■ WHAT IS REQUIRED: Transcribe the records below exactly.

Dataset items:
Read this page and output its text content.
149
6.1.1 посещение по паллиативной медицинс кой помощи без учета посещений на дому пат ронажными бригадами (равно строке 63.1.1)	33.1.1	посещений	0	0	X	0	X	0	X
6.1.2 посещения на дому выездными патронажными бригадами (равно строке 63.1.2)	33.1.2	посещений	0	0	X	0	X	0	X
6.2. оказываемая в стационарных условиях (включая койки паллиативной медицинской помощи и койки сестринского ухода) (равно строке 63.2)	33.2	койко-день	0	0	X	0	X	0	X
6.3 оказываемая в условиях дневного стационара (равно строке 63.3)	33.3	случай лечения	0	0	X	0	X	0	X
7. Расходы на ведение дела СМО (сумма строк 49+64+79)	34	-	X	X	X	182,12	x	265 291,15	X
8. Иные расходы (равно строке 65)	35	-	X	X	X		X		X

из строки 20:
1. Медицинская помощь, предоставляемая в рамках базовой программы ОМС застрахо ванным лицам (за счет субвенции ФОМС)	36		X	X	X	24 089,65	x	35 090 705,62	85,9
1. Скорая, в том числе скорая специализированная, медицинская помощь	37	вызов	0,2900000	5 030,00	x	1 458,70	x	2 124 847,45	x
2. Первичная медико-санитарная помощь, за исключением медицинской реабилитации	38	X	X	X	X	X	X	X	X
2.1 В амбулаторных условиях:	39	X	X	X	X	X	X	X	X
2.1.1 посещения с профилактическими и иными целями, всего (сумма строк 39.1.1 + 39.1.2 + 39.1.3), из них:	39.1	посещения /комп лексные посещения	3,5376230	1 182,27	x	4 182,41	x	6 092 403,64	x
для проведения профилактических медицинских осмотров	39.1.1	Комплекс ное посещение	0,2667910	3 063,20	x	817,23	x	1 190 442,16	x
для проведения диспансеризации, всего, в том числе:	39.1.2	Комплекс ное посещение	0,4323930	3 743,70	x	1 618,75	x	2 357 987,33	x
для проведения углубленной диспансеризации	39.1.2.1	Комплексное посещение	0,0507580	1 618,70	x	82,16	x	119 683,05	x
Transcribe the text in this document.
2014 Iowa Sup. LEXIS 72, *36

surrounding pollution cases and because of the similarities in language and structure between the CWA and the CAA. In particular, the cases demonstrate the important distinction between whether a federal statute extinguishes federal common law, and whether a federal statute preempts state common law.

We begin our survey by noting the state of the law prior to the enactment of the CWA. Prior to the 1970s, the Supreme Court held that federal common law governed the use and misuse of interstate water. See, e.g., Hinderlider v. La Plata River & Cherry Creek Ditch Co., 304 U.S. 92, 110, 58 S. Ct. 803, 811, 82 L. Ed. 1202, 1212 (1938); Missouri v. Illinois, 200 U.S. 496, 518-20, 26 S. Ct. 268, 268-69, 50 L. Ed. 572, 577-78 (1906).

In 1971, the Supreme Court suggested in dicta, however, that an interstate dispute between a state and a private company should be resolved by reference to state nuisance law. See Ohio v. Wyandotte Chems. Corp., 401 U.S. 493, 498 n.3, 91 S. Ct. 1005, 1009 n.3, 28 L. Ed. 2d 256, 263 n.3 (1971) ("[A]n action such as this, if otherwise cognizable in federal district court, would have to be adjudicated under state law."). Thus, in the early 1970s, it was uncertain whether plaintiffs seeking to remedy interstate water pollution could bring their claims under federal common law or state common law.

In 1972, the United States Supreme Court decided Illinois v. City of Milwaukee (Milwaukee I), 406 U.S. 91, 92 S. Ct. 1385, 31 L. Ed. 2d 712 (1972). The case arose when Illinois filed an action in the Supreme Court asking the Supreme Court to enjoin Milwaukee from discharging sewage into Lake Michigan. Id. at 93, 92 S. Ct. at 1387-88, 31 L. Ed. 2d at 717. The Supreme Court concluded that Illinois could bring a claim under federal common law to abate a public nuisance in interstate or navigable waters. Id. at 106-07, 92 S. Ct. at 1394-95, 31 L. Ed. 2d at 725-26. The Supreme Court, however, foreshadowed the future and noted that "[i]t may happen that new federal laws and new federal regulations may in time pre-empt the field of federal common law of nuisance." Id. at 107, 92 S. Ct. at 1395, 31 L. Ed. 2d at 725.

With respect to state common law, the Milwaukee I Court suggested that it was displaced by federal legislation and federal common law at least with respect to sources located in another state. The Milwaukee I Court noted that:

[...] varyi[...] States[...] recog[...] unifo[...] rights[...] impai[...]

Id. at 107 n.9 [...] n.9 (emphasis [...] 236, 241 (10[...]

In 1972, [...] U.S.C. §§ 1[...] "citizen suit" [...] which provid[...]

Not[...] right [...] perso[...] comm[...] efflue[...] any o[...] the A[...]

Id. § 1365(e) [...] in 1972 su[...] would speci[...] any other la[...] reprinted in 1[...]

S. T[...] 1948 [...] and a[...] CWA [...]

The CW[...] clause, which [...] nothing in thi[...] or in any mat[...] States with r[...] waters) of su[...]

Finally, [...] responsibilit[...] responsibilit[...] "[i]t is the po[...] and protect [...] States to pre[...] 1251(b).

■ ANSWER TO THE TASK:
Read this page and output its text content.
149
6.1.1 посещение по паллиативной медицинс кой помощи без учета посещений на дому пат ронажными бригадами (равно строке 63.1.1)	33.1.1	посещений	0	0	X	0	X	0	X
6.1.2 посещения на дому выездными патронажными бригадами (равно строке 63.1.2)	33.1.2	посещений	0	0	X	0	X	0	X
6.2. оказываемая в стационарных условиях (включая койки паллиативной медицинской помощи и койки сестринского ухода) (равно строке 63.2)	33.2	койко-день	0	0	X	0	X	0	X
6.3 оказываемая в условиях дневного стационара (равно строке 63.3)	33.3	случай лечения	0	0	X	0	X	0	X
7. Расходы на ведение дела СМО (сумма строк 49+64+79)	34	-	X	X	X	182,12	x	265 291,15	X
8. Иные расходы (равно строке 65)	35	-	X	X	X		X		X

из строки 20:
1. Медицинская помощь, предоставляемая в рамках базовой программы ОМС застрахо ванным лицам (за счет субвенции ФОМС)	36		X	X	X	24 089,65	x	35 090 705,62	85,9
1. Скорая, в том числе скорая специализированная, медицинская помощь	37	вызов	0,2900000	5 030,00	x	1 458,70	x	2 124 847,45	x
2. Первичная медико-санитарная помощь, за исключением медицинской реабилитации	38	X	X	X	X	X	X	X	X
2.1 В амбулаторных условиях:	39	X	X	X	X	X	X	X	X
2.1.1 посещения с профилактическими и иными целями, всего (сумма строк 39.1.1 + 39.1.2 + 39.1.3), из них:	39.1	посещения /комп лексные посещения	3,5376230	1 182,27	x	4 182,41	x	6 092 403,64	x
для проведения профилактических медицинских осмотров	39.1.1	Комплекс ное посещение	0,2667910	3 063,20	x	817,23	x	1 190 442,16	x
для проведения диспансеризации, всего, в том числе:	39.1.2	Комплекс ное посещение	0,4323930	3 743,70	x	1 618,75	x	2 357 987,33	x
для проведения углубленной диспансеризации	39.1.2.1	Комплексное посещение	0,0507580	1 618,70	x	82,16	x	119 683,05	x
Transcribe the text in this document.
2014 Iowa Sup. LEXIS 72, *36

surrounding pollution cases and because of the similarities in language and structure between the CWA and the CAA. In particular, the cases demonstrate the important distinction between whether a federal statute extinguishes federal common law, and whether a federal statute preempts state common law.

We begin our survey by noting the state of the law prior to the enactment of the CWA. Prior to the 1970s, the Supreme Court held that federal common law governed the use and misuse of interstate water. See, e.g., Hinderlider v. La Plata River & Cherry Creek Ditch Co., 304 U.S. 92, 110, 58 S. Ct. 803, 811, 82 L. Ed. 1202, 1212 (1938); Missouri v. Illinois, 200 U.S. 496, 518-20, 26 S. Ct. 268, 268-69, 50 L. Ed. 572, 577-78 (1906).

In 1971, the Supreme Court suggested in dicta, however, that an interstate dispute between a state and a private company should be resolved by reference to state nuisance law. See Ohio v. Wyandotte Chems. Corp., 401 U.S. 493, 498 n.3, 91 S. Ct. 1005, 1009 n.3, 28 L. Ed. 2d 256, 263 n.3 (1971) ("[A]n action such as this, if otherwise cognizable in federal district court, would have to be adjudicated under state law."). Thus, in the early 1970s, it was uncertain whether plaintiffs seeking to remedy interstate water pollution could bring their claims under federal common law or state common law.

In 1972, the United States Supreme Court decided Illinois v. City of Milwaukee (Milwaukee I), 406 U.S. 91, 92 S. Ct. 1385, 31 L. Ed. 2d 712 (1972). The case arose when Illinois filed an action in the Supreme Court asking the Supreme Court to enjoin Milwaukee from discharging sewage into Lake Michigan. Id. at 93, 92 S. Ct. at 1387-88, 31 L. Ed. 2d at 717. The Supreme Court concluded that Illinois could bring a claim under federal common law to abate a public nuisance in interstate or navigable waters. Id. at 106-07, 92 S. Ct. at 1394-95, 31 L. Ed. 2d at 725-26. The Supreme Court, however, foreshadowed the future and noted that "[i]t may happen that new federal laws and new federal regulations may in time pre-empt the field of federal common law of nuisance." Id. at 107, 92 S. Ct. at 1395, 31 L. Ed. 2d at 725.

With respect to state common law, the Milwaukee I Court suggested that it was displaced by federal legislation and federal common law at least with respect to sources located in another state. The Milwaukee I Court noted that:

[...] varyi[...] States[...] recog[...] unifo[...] rights[...] impai[...]

Id. at 107 n.9 [...] n.9 (emphasis [...] 236, 241 (10[...]

In 1972, [...] U.S.C. §§ 1[...] "citizen suit" [...] which provid[...]

Not[...] right [...] perso[...] comm[...] efflue[...] any o[...] the A[...]

Id. § 1365(e) [...] in 1972 su[...] would speci[...] any other la[...] reprinted in 1[...]

S. T[...] 1948 [...] and a[...] CWA [...]

The CW[...] clause, which [...] nothing in thi[...] or in any mat[...] States with r[...] waters) of su[...]

Finally, [...] responsibilit[...] responsibilit[...] "[i]t is the po[...] and protect [...] States to pre[...] 1251(b).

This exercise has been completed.